Data entries
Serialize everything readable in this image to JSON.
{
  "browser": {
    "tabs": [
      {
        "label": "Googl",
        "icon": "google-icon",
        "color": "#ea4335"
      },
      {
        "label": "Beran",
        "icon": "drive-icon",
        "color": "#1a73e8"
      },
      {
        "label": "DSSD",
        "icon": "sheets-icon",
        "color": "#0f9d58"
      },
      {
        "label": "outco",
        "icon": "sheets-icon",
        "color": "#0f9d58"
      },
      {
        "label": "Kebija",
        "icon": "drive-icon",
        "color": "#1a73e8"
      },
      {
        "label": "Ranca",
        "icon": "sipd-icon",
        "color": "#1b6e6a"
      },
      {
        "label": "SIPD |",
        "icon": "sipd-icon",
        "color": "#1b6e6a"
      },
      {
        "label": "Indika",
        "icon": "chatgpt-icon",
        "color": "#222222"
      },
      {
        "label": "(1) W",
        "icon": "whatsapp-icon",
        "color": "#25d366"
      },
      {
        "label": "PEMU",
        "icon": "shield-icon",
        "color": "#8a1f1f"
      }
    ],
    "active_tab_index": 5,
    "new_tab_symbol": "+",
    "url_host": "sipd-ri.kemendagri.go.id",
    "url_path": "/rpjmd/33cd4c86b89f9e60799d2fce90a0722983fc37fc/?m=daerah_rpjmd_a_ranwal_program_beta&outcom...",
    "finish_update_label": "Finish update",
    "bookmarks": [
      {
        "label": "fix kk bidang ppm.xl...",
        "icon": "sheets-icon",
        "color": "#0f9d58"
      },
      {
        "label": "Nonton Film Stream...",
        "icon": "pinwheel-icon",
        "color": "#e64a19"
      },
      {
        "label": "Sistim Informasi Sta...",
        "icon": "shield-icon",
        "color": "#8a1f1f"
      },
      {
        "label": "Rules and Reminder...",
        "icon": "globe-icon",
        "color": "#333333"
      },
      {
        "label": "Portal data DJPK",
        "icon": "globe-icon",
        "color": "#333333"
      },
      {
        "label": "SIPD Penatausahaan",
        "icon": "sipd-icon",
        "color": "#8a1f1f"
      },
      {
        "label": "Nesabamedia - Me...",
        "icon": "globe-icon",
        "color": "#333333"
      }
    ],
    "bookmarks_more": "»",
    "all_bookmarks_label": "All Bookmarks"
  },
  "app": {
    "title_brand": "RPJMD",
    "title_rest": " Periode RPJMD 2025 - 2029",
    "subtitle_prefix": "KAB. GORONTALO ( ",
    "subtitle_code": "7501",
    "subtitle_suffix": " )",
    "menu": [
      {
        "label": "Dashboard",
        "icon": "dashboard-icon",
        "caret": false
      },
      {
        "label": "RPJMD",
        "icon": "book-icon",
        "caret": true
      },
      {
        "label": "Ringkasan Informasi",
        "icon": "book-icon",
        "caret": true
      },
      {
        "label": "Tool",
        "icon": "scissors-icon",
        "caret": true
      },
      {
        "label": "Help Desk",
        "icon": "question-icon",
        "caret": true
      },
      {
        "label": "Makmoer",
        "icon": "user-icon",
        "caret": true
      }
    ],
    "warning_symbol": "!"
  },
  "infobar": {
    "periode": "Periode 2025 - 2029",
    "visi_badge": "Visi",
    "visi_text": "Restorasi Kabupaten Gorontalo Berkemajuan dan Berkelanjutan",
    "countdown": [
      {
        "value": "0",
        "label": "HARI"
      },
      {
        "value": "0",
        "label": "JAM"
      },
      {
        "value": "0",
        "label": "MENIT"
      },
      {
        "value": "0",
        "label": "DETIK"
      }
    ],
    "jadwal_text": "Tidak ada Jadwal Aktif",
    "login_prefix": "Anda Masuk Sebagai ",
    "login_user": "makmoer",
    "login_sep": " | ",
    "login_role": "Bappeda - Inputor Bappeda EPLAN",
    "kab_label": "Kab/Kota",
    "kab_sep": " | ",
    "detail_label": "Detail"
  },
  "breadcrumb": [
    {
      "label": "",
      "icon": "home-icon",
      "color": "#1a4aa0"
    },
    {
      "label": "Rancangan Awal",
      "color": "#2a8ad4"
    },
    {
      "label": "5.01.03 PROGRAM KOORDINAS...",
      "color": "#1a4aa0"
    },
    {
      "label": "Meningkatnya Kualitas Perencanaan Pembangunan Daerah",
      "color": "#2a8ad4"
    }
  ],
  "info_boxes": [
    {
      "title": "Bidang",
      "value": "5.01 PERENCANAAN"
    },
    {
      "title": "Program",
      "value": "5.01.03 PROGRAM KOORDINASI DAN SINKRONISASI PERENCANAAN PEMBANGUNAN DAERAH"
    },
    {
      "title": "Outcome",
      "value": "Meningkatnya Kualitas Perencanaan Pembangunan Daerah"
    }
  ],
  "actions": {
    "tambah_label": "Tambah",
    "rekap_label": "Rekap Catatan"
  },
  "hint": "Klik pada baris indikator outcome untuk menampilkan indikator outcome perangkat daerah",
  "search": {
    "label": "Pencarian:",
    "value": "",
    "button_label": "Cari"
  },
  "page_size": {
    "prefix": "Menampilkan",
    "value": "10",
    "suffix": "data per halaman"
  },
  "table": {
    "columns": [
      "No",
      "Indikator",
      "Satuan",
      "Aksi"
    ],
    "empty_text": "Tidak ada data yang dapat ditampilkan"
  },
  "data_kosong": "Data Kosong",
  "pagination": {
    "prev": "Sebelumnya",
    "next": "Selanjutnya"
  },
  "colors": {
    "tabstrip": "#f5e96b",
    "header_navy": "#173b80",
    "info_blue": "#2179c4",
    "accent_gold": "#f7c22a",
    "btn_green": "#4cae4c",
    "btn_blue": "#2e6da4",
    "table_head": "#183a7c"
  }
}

## Problem to solve:
Read the data above. Pull out each line in which the string "Periode" appears.

## Correct output:
    "title_rest": " Periode RPJMD 2025 - 2029",
    "periode": "Periode 2025 - 2029",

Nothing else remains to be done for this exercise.